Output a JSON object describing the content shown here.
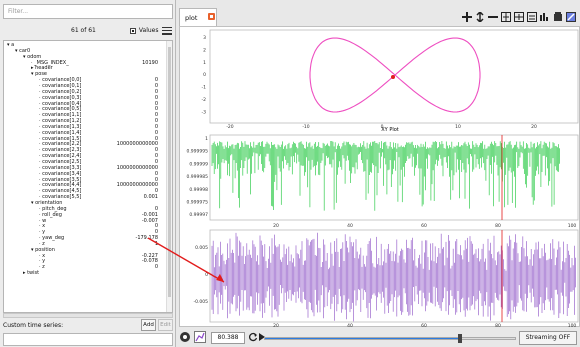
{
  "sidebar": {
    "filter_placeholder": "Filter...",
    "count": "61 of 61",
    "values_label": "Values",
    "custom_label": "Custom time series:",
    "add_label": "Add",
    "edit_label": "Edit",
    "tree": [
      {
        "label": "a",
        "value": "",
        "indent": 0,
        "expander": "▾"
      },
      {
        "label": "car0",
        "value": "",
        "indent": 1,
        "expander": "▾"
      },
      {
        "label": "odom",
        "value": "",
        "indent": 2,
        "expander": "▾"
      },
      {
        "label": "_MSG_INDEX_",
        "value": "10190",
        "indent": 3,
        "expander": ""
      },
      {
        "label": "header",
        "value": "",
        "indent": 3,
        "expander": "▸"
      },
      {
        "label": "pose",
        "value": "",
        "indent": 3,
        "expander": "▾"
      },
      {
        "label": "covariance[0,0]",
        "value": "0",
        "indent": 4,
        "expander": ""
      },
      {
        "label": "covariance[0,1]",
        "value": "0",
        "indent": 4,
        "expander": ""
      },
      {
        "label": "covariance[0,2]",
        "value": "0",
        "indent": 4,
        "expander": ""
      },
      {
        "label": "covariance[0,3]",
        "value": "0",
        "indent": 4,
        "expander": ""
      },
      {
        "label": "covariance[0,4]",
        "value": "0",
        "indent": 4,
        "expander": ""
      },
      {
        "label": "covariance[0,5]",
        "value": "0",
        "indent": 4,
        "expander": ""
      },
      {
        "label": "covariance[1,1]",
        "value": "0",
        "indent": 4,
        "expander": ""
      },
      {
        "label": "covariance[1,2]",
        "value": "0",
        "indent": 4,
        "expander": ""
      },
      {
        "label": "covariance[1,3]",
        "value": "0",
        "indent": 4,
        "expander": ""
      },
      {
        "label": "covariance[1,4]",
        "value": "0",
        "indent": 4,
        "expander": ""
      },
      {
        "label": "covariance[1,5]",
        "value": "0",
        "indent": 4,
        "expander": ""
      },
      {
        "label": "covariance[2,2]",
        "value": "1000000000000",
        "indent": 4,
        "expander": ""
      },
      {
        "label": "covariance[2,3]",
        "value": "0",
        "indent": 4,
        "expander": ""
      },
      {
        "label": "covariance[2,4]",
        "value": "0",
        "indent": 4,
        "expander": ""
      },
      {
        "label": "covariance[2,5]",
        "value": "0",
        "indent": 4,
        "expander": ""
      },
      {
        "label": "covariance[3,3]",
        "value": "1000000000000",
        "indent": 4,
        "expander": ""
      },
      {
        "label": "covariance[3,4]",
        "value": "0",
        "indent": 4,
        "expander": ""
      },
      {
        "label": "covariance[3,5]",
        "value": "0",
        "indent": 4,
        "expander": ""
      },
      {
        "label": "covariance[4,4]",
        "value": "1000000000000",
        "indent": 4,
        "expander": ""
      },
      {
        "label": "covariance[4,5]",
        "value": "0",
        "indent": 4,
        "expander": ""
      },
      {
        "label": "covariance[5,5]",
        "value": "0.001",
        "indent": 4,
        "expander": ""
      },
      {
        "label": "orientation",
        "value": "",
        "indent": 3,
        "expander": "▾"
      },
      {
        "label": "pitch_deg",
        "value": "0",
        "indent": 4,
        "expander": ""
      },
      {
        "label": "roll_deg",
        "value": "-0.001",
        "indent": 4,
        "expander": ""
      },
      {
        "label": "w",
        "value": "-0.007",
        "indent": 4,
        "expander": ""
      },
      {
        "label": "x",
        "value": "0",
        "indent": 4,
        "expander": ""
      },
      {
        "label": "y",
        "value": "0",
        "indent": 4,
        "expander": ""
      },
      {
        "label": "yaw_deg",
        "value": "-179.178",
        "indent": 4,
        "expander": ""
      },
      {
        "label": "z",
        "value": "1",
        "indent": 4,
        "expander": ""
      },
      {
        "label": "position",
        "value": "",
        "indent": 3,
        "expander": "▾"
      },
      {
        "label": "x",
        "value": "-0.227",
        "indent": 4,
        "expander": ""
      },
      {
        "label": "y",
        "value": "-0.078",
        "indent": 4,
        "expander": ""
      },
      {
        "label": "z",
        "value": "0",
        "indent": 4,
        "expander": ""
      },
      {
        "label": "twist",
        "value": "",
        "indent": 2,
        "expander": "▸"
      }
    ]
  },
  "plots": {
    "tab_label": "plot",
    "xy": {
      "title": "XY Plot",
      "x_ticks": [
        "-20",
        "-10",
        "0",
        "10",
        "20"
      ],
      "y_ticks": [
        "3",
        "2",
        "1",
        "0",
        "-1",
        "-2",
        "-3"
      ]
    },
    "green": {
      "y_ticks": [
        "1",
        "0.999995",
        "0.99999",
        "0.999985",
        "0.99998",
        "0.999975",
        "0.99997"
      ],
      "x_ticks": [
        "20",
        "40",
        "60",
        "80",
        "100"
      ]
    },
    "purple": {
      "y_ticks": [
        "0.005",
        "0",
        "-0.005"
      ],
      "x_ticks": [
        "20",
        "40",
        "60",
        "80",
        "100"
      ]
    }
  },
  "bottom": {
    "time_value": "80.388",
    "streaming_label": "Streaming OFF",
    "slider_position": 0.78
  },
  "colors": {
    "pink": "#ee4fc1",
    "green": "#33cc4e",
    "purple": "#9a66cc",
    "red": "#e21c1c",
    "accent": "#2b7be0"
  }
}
· · · · · · ·
**Instructions to follow**
Leave out the pictures and copy every record above exactly.

**Result for this exercise**
Output a JSON object describing the content shown here.
{
  "sidebar": {
    "filter_placeholder": "Filter...",
    "count": "61 of 61",
    "values_label": "Values",
    "custom_label": "Custom time series:",
    "add_label": "Add",
    "edit_label": "Edit",
    "tree": [
      {
        "label": "a",
        "value": "",
        "indent": 0,
        "expander": "▾"
      },
      {
        "label": "car0",
        "value": "",
        "indent": 1,
        "expander": "▾"
      },
      {
        "label": "odom",
        "value": "",
        "indent": 2,
        "expander": "▾"
      },
      {
        "label": "_MSG_INDEX_",
        "value": "10190",
        "indent": 3,
        "expander": ""
      },
      {
        "label": "header",
        "value": "",
        "indent": 3,
        "expander": "▸"
      },
      {
        "label": "pose",
        "value": "",
        "indent": 3,
        "expander": "▾"
      },
      {
        "label": "covariance[0,0]",
        "value": "0",
        "indent": 4,
        "expander": ""
      },
      {
        "label": "covariance[0,1]",
        "value": "0",
        "indent": 4,
        "expander": ""
      },
      {
        "label": "covariance[0,2]",
        "value": "0",
        "indent": 4,
        "expander": ""
      },
      {
        "label": "covariance[0,3]",
        "value": "0",
        "indent": 4,
        "expander": ""
      },
      {
        "label": "covariance[0,4]",
        "value": "0",
        "indent": 4,
        "expander": ""
      },
      {
        "label": "covariance[0,5]",
        "value": "0",
        "indent": 4,
        "expander": ""
      },
      {
        "label": "covariance[1,1]",
        "value": "0",
        "indent": 4,
        "expander": ""
      },
      {
        "label": "covariance[1,2]",
        "value": "0",
        "indent": 4,
        "expander": ""
      },
      {
        "label": "covariance[1,3]",
        "value": "0",
        "indent": 4,
        "expander": ""
      },
      {
        "label": "covariance[1,4]",
        "value": "0",
        "indent": 4,
        "expander": ""
      },
      {
        "label": "covariance[1,5]",
        "value": "0",
        "indent": 4,
        "expander": ""
      },
      {
        "label": "covariance[2,2]",
        "value": "1000000000000",
        "indent": 4,
        "expander": ""
      },
      {
        "label": "covariance[2,3]",
        "value": "0",
        "indent": 4,
        "expander": ""
      },
      {
        "label": "covariance[2,4]",
        "value": "0",
        "indent": 4,
        "expander": ""
      },
      {
        "label": "covariance[2,5]",
        "value": "0",
        "indent": 4,
        "expander": ""
      },
      {
        "label": "covariance[3,3]",
        "value": "1000000000000",
        "indent": 4,
        "expander": ""
      },
      {
        "label": "covariance[3,4]",
        "value": "0",
        "indent": 4,
        "expander": ""
      },
      {
        "label": "covariance[3,5]",
        "value": "0",
        "indent": 4,
        "expander": ""
      },
      {
        "label": "covariance[4,4]",
        "value": "1000000000000",
        "indent": 4,
        "expander": ""
      },
      {
        "label": "covariance[4,5]",
        "value": "0",
        "indent": 4,
        "expander": ""
      },
      {
        "label": "covariance[5,5]",
        "value": "0.001",
        "indent": 4,
        "expander": ""
      },
      {
        "label": "orientation",
        "value": "",
        "indent": 3,
        "expander": "▾"
      },
      {
        "label": "pitch_deg",
        "value": "0",
        "indent": 4,
        "expander": ""
      },
      {
        "label": "roll_deg",
        "value": "-0.001",
        "indent": 4,
        "expander": ""
      },
      {
        "label": "w",
        "value": "-0.007",
        "indent": 4,
        "expander": ""
      },
      {
        "label": "x",
        "value": "0",
        "indent": 4,
        "expander": ""
      },
      {
        "label": "y",
        "value": "0",
        "indent": 4,
        "expander": ""
      },
      {
        "label": "yaw_deg",
        "value": "-179.178",
        "indent": 4,
        "expander": ""
      },
      {
        "label": "z",
        "value": "1",
        "indent": 4,
        "expander": ""
      },
      {
        "label": "position",
        "value": "",
        "indent": 3,
        "expander": "▾"
      },
      {
        "label": "x",
        "value": "-0.227",
        "indent": 4,
        "expander": ""
      },
      {
        "label": "y",
        "value": "-0.078",
        "indent": 4,
        "expander": ""
      },
      {
        "label": "z",
        "value": "0",
        "indent": 4,
        "expander": ""
      },
      {
        "label": "twist",
        "value": "",
        "indent": 2,
        "expander": "▸"
      }
    ]
  },
  "plots": {
    "tab_label": "plot",
    "xy": {
      "title": "XY Plot",
      "x_ticks": [
        "-20",
        "-10",
        "0",
        "10",
        "20"
      ],
      "y_ticks": [
        "3",
        "2",
        "1",
        "0",
        "-1",
        "-2",
        "-3"
      ]
    },
    "green": {
      "y_ticks": [
        "1",
        "0.999995",
        "0.99999",
        "0.999985",
        "0.99998",
        "0.999975",
        "0.99997"
      ],
      "x_ticks": [
        "20",
        "40",
        "60",
        "80",
        "100"
      ]
    },
    "purple": {
      "y_ticks": [
        "0.005",
        "0",
        "-0.005"
      ],
      "x_ticks": [
        "20",
        "40",
        "60",
        "80",
        "100"
      ]
    }
  },
  "bottom": {
    "time_value": "80.388",
    "streaming_label": "Streaming OFF",
    "slider_position": 0.78
  },
  "colors": {
    "pink": "#ee4fc1",
    "green": "#33cc4e",
    "purple": "#9a66cc",
    "red": "#e21c1c",
    "accent": "#2b7be0"
  }
}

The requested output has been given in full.